**Rows**
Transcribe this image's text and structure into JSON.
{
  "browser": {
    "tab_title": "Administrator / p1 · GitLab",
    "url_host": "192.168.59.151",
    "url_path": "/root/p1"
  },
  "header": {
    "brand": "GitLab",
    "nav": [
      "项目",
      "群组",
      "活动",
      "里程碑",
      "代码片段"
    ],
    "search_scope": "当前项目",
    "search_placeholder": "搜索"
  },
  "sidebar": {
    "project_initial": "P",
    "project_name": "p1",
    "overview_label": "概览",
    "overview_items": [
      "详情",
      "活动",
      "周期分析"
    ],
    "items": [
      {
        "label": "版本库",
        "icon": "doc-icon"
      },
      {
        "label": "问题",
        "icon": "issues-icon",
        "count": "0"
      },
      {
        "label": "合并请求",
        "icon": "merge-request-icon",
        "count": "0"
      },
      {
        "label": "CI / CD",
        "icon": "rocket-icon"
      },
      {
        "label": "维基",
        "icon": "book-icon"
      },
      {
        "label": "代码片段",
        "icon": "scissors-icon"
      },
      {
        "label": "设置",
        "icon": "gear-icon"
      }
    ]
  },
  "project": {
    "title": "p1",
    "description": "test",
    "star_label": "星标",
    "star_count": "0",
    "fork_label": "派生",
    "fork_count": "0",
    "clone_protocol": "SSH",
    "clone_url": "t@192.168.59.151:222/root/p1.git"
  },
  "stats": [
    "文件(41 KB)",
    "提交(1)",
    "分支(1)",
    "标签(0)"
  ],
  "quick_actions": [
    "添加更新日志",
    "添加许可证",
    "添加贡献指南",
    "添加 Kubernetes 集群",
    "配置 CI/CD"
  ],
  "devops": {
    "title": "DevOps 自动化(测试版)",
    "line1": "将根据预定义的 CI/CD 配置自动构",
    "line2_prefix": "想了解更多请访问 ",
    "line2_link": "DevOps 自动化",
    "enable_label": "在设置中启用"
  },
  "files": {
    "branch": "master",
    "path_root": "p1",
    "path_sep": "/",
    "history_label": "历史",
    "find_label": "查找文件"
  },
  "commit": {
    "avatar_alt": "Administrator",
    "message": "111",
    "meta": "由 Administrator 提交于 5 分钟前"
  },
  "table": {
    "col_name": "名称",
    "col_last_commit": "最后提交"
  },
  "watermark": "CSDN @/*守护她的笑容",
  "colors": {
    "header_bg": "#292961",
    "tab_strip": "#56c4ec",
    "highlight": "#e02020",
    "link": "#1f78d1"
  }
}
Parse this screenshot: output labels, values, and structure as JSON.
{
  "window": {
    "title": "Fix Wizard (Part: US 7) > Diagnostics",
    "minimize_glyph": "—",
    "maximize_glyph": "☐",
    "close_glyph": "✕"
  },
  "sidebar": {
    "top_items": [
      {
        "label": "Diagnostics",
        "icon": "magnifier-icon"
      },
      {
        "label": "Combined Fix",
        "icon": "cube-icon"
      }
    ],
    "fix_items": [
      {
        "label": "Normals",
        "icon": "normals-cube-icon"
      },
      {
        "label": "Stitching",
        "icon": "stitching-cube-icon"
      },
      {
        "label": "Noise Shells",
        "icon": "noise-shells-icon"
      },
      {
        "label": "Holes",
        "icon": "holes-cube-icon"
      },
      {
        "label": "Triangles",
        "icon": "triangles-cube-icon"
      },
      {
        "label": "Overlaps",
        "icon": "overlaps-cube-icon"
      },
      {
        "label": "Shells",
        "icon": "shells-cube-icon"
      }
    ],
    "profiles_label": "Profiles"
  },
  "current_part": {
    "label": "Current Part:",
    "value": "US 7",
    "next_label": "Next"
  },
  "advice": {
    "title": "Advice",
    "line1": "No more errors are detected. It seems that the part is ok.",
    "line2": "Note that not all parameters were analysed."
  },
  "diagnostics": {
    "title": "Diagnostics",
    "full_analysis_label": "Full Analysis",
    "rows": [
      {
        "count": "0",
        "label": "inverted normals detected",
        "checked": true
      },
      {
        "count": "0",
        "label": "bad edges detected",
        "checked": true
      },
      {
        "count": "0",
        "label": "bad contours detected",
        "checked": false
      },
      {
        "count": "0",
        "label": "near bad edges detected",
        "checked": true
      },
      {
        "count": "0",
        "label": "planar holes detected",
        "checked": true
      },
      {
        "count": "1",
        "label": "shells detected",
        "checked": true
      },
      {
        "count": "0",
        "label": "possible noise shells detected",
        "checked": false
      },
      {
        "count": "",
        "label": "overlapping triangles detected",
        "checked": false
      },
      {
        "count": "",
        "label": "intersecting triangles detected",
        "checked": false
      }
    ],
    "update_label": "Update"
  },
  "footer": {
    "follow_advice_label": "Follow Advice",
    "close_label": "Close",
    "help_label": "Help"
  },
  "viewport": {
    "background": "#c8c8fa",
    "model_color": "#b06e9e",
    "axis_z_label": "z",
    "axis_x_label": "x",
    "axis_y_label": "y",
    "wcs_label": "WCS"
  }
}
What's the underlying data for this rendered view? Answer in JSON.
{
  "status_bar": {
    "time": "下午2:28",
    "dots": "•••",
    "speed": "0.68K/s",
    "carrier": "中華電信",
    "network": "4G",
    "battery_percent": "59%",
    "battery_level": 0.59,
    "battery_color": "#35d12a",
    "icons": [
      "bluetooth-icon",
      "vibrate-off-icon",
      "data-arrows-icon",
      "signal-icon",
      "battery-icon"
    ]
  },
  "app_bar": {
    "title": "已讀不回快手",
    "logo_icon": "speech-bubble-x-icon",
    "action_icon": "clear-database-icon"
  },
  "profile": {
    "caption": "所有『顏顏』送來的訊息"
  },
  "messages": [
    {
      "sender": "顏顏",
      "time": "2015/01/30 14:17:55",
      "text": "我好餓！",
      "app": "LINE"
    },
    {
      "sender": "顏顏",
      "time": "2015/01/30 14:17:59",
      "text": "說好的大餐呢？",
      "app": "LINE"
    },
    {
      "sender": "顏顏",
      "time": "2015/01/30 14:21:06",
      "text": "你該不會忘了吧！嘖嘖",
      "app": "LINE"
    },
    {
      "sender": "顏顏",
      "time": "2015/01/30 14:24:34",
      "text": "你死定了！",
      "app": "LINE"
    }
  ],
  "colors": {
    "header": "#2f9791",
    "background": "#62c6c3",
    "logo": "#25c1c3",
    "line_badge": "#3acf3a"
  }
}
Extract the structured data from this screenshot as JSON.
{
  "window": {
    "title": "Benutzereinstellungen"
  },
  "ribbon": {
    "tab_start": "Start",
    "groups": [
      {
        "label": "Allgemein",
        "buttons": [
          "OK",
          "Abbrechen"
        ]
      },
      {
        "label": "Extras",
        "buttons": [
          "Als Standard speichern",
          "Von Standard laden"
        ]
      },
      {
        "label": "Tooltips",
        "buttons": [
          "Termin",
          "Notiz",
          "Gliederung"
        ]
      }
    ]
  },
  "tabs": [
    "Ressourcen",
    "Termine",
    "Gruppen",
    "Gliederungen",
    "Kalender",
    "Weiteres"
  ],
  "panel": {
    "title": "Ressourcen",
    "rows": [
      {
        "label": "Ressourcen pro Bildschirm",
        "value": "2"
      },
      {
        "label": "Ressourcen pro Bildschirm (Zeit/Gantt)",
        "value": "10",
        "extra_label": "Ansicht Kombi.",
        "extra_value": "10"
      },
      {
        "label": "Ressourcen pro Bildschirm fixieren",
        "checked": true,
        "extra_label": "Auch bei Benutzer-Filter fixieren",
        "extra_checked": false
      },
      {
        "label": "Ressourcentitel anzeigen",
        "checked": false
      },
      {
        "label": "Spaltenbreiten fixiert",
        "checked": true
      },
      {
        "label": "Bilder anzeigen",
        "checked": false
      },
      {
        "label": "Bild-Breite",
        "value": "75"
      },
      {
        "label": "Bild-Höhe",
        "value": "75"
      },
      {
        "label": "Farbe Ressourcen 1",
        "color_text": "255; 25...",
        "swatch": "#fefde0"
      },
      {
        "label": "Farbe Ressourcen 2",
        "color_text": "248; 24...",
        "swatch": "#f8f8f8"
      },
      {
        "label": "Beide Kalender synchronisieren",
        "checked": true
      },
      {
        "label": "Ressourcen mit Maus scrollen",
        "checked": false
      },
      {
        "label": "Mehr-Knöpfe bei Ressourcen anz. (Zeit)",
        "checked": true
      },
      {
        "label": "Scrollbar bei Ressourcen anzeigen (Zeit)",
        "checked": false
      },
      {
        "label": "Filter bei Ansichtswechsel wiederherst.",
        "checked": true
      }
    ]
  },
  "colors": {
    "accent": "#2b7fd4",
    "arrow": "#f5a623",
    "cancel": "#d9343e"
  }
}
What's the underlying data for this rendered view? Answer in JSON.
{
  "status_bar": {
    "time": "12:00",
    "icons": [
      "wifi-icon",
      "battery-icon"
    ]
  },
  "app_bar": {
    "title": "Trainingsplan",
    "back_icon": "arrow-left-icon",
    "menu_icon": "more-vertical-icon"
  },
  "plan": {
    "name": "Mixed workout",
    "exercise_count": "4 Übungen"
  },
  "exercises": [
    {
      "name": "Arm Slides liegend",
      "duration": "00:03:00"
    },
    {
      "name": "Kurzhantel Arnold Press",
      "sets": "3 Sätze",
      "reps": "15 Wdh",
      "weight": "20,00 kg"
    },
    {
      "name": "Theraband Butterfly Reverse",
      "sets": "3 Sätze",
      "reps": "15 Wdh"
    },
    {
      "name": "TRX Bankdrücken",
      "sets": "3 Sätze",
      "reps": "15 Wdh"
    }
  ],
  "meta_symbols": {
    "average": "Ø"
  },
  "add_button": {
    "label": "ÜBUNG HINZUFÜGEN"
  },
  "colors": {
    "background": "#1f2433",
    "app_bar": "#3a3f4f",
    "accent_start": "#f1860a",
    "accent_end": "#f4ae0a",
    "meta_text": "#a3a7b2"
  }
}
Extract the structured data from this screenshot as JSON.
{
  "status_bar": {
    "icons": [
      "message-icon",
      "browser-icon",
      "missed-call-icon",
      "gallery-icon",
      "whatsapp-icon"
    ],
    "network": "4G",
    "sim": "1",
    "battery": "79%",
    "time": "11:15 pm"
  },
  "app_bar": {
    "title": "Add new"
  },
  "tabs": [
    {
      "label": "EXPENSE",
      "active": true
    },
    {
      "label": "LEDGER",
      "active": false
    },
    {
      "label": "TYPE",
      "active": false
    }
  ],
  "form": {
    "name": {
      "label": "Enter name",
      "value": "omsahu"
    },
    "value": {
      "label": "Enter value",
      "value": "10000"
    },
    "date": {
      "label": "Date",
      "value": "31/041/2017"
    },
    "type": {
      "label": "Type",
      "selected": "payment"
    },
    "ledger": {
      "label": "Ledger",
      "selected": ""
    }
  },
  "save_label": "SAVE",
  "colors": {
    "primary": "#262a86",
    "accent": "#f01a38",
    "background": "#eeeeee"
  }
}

**To be done**
Wherever a line in the data above holds "Kalender", copy that line.

**Finished exercise**
    "Kalender",
        "label": "Beide Kalender synchronisieren",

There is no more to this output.